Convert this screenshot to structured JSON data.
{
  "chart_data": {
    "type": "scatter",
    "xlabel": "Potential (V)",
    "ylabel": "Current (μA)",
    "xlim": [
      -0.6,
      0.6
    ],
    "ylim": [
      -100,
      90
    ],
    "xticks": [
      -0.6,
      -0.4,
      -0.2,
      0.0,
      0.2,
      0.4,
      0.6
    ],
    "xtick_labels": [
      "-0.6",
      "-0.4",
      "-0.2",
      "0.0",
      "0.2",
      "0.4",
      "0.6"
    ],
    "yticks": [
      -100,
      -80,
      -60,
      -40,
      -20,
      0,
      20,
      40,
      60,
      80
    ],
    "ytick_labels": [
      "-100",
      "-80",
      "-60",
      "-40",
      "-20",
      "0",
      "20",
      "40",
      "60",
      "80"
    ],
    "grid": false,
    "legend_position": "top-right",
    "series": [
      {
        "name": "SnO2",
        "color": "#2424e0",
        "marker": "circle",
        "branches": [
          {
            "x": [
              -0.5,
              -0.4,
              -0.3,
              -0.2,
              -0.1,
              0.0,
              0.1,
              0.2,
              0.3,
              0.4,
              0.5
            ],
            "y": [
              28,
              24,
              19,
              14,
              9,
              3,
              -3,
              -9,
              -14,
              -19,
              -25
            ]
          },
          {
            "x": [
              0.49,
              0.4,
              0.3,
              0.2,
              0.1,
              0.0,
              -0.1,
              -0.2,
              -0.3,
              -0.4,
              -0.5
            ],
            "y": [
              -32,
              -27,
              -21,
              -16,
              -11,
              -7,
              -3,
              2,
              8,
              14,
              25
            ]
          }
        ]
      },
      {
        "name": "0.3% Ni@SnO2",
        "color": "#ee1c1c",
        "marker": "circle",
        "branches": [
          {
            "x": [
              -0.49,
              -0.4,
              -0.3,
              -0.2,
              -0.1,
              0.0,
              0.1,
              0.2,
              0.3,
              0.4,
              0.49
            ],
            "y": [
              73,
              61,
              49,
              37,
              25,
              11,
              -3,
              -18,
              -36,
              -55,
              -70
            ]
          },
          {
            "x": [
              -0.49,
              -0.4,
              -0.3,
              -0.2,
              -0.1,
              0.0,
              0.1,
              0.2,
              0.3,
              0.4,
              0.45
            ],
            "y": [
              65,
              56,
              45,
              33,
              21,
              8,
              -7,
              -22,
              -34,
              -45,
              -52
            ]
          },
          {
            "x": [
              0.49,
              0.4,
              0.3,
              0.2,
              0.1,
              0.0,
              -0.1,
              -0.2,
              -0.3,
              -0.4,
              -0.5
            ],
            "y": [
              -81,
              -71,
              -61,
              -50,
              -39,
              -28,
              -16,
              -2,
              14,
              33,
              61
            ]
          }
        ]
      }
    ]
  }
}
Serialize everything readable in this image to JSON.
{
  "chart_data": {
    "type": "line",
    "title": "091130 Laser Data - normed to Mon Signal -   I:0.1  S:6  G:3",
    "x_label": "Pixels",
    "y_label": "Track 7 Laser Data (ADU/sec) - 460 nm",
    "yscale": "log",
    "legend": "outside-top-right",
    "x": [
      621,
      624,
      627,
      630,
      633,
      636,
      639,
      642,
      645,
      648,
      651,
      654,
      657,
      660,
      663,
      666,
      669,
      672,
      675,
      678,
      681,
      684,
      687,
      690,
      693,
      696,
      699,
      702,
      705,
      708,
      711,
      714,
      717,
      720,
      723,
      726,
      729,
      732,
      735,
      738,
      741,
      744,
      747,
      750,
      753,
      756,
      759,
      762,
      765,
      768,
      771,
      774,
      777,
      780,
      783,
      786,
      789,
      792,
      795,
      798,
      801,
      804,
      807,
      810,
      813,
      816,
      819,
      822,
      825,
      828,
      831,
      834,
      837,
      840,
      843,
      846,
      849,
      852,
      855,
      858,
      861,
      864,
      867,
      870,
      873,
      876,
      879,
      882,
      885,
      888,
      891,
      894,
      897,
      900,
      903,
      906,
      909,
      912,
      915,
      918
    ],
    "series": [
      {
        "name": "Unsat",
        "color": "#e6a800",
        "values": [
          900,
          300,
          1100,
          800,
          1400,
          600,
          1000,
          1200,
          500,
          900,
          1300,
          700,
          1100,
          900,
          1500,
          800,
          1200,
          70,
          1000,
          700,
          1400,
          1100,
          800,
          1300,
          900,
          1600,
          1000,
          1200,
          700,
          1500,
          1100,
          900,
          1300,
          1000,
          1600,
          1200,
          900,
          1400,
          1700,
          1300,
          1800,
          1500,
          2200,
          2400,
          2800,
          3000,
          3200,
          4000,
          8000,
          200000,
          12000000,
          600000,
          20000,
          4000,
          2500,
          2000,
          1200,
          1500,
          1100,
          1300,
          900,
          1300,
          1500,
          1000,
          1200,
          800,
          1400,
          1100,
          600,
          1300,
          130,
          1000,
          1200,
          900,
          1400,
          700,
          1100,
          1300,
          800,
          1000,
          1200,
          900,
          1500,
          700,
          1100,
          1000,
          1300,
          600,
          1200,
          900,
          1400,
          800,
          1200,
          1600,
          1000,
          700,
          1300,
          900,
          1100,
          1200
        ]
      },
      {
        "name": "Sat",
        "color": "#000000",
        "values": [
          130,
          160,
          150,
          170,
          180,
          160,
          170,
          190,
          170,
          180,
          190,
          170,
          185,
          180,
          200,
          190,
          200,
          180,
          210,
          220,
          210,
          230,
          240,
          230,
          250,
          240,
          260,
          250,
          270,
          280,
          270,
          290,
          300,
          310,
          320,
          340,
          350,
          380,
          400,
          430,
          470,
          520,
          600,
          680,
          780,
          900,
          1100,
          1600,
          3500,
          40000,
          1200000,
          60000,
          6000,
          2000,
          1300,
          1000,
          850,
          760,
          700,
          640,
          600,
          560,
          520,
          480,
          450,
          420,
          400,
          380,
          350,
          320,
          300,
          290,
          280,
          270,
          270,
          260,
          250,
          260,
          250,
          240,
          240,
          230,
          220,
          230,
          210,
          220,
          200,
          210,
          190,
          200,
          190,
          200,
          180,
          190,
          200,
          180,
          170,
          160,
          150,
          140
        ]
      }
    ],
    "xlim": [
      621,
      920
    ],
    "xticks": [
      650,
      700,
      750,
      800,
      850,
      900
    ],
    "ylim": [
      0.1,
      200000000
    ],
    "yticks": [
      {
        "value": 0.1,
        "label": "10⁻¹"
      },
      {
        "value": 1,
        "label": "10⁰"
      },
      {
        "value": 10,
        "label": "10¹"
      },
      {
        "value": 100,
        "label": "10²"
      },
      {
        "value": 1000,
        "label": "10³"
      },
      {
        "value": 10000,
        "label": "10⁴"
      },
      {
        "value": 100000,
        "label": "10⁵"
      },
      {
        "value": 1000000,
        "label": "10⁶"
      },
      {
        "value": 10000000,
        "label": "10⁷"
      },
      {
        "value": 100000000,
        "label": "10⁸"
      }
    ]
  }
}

# # # # # # #

* What the task asks: Copy out each line above, character for character.

* Final answer:
Convert this screenshot to structured JSON data.
{
  "chart_data": {
    "type": "scatter",
    "xlabel": "Potential (V)",
    "ylabel": "Current (μA)",
    "xlim": [
      -0.6,
      0.6
    ],
    "ylim": [
      -100,
      90
    ],
    "xticks": [
      -0.6,
      -0.4,
      -0.2,
      0.0,
      0.2,
      0.4,
      0.6
    ],
    "xtick_labels": [
      "-0.6",
      "-0.4",
      "-0.2",
      "0.0",
      "0.2",
      "0.4",
      "0.6"
    ],
    "yticks": [
      -100,
      -80,
      -60,
      -40,
      -20,
      0,
      20,
      40,
      60,
      80
    ],
    "ytick_labels": [
      "-100",
      "-80",
      "-60",
      "-40",
      "-20",
      "0",
      "20",
      "40",
      "60",
      "80"
    ],
    "grid": false,
    "legend_position": "top-right",
    "series": [
      {
        "name": "SnO2",
        "color": "#2424e0",
        "marker": "circle",
        "branches": [
          {
            "x": [
              -0.5,
              -0.4,
              -0.3,
              -0.2,
              -0.1,
              0.0,
              0.1,
              0.2,
              0.3,
              0.4,
              0.5
            ],
            "y": [
              28,
              24,
              19,
              14,
              9,
              3,
              -3,
              -9,
              -14,
              -19,
              -25
            ]
          },
          {
            "x": [
              0.49,
              0.4,
              0.3,
              0.2,
              0.1,
              0.0,
              -0.1,
              -0.2,
              -0.3,
              -0.4,
              -0.5
            ],
            "y": [
              -32,
              -27,
              -21,
              -16,
              -11,
              -7,
              -3,
              2,
              8,
              14,
              25
            ]
          }
        ]
      },
      {
        "name": "0.3% Ni@SnO2",
        "color": "#ee1c1c",
        "marker": "circle",
        "branches": [
          {
            "x": [
              -0.49,
              -0.4,
              -0.3,
              -0.2,
              -0.1,
              0.0,
              0.1,
              0.2,
              0.3,
              0.4,
              0.49
            ],
            "y": [
              73,
              61,
              49,
              37,
              25,
              11,
              -3,
              -18,
              -36,
              -55,
              -70
            ]
          },
          {
            "x": [
              -0.49,
              -0.4,
              -0.3,
              -0.2,
              -0.1,
              0.0,
              0.1,
              0.2,
              0.3,
              0.4,
              0.45
            ],
            "y": [
              65,
              56,
              45,
              33,
              21,
              8,
              -7,
              -22,
              -34,
              -45,
              -52
            ]
          },
          {
            "x": [
              0.49,
              0.4,
              0.3,
              0.2,
              0.1,
              0.0,
              -0.1,
              -0.2,
              -0.3,
              -0.4,
              -0.5
            ],
            "y": [
              -81,
              -71,
              -61,
              -50,
              -39,
              -28,
              -16,
              -2,
              14,
              33,
              61
            ]
          }
        ]
      }
    ]
  }
}
Serialize everything readable in this image to JSON.
{
  "chart_data": {
    "type": "line",
    "title": "091130 Laser Data - normed to Mon Signal -   I:0.1  S:6  G:3",
    "x_label": "Pixels",
    "y_label": "Track 7 Laser Data (ADU/sec) - 460 nm",
    "yscale": "log",
    "legend": "outside-top-right",
    "x": [
      621,
      624,
      627,
      630,
      633,
      636,
      639,
      642,
      645,
      648,
      651,
      654,
      657,
      660,
      663,
      666,
      669,
      672,
      675,
      678,
      681,
      684,
      687,
      690,
      693,
      696,
      699,
      702,
      705,
      708,
      711,
      714,
      717,
      720,
      723,
      726,
      729,
      732,
      735,
      738,
      741,
      744,
      747,
      750,
      753,
      756,
      759,
      762,
      765,
      768,
      771,
      774,
      777,
      780,
      783,
      786,
      789,
      792,
      795,
      798,
      801,
      804,
      807,
      810,
      813,
      816,
      819,
      822,
      825,
      828,
      831,
      834,
      837,
      840,
      843,
      846,
      849,
      852,
      855,
      858,
      861,
      864,
      867,
      870,
      873,
      876,
      879,
      882,
      885,
      888,
      891,
      894,
      897,
      900,
      903,
      906,
      909,
      912,
      915,
      918
    ],
    "series": [
      {
        "name": "Unsat",
        "color": "#e6a800",
        "values": [
          900,
          300,
          1100,
          800,
          1400,
          600,
          1000,
          1200,
          500,
          900,
          1300,
          700,
          1100,
          900,
          1500,
          800,
          1200,
          70,
          1000,
          700,
          1400,
          1100,
          800,
          1300,
          900,
          1600,
          1000,
          1200,
          700,
          1500,
          1100,
          900,
          1300,
          1000,
          1600,
          1200,
          900,
          1400,
          1700,
          1300,
          1800,
          1500,
          2200,
          2400,
          2800,
          3000,
          3200,
          4000,
          8000,
          200000,
          12000000,
          600000,
          20000,
          4000,
          2500,
          2000,
          1200,
          1500,
          1100,
          1300,
          900,
          1300,
          1500,
          1000,
          1200,
          800,
          1400,
          1100,
          600,
          1300,
          130,
          1000,
          1200,
          900,
          1400,
          700,
          1100,
          1300,
          800,
          1000,
          1200,
          900,
          1500,
          700,
          1100,
          1000,
          1300,
          600,
          1200,
          900,
          1400,
          800,
          1200,
          1600,
          1000,
          700,
          1300,
          900,
          1100,
          1200
        ]
      },
      {
        "name": "Sat",
        "color": "#000000",
        "values": [
          130,
          160,
          150,
          170,
          180,
          160,
          170,
          190,
          170,
          180,
          190,
          170,
          185,
          180,
          200,
          190,
          200,
          180,
          210,
          220,
          210,
          230,
          240,
          230,
          250,
          240,
          260,
          250,
          270,
          280,
          270,
          290,
          300,
          310,
          320,
          340,
          350,
          380,
          400,
          430,
          470,
          520,
          600,
          680,
          780,
          900,
          1100,
          1600,
          3500,
          40000,
          1200000,
          60000,
          6000,
          2000,
          1300,
          1000,
          850,
          760,
          700,
          640,
          600,
          560,
          520,
          480,
          450,
          420,
          400,
          380,
          350,
          320,
          300,
          290,
          280,
          270,
          270,
          260,
          250,
          260,
          250,
          240,
          240,
          230,
          220,
          230,
          210,
          220,
          200,
          210,
          190,
          200,
          190,
          200,
          180,
          190,
          200,
          180,
          170,
          160,
          150,
          140
        ]
      }
    ],
    "xlim": [
      621,
      920
    ],
    "xticks": [
      650,
      700,
      750,
      800,
      850,
      900
    ],
    "ylim": [
      0.1,
      200000000
    ],
    "yticks": [
      {
        "value": 0.1,
        "label": "10⁻¹"
      },
      {
        "value": 1,
        "label": "10⁰"
      },
      {
        "value": 10,
        "label": "10¹"
      },
      {
        "value": 100,
        "label": "10²"
      },
      {
        "value": 1000,
        "label": "10³"
      },
      {
        "value": 10000,
        "label": "10⁴"
      },
      {
        "value": 100000,
        "label": "10⁵"
      },
      {
        "value": 1000000,
        "label": "10⁶"
      },
      {
        "value": 10000000,
        "label": "10⁷"
      },
      {
        "value": 100000000,
        "label": "10⁸"
      }
    ]
  }
}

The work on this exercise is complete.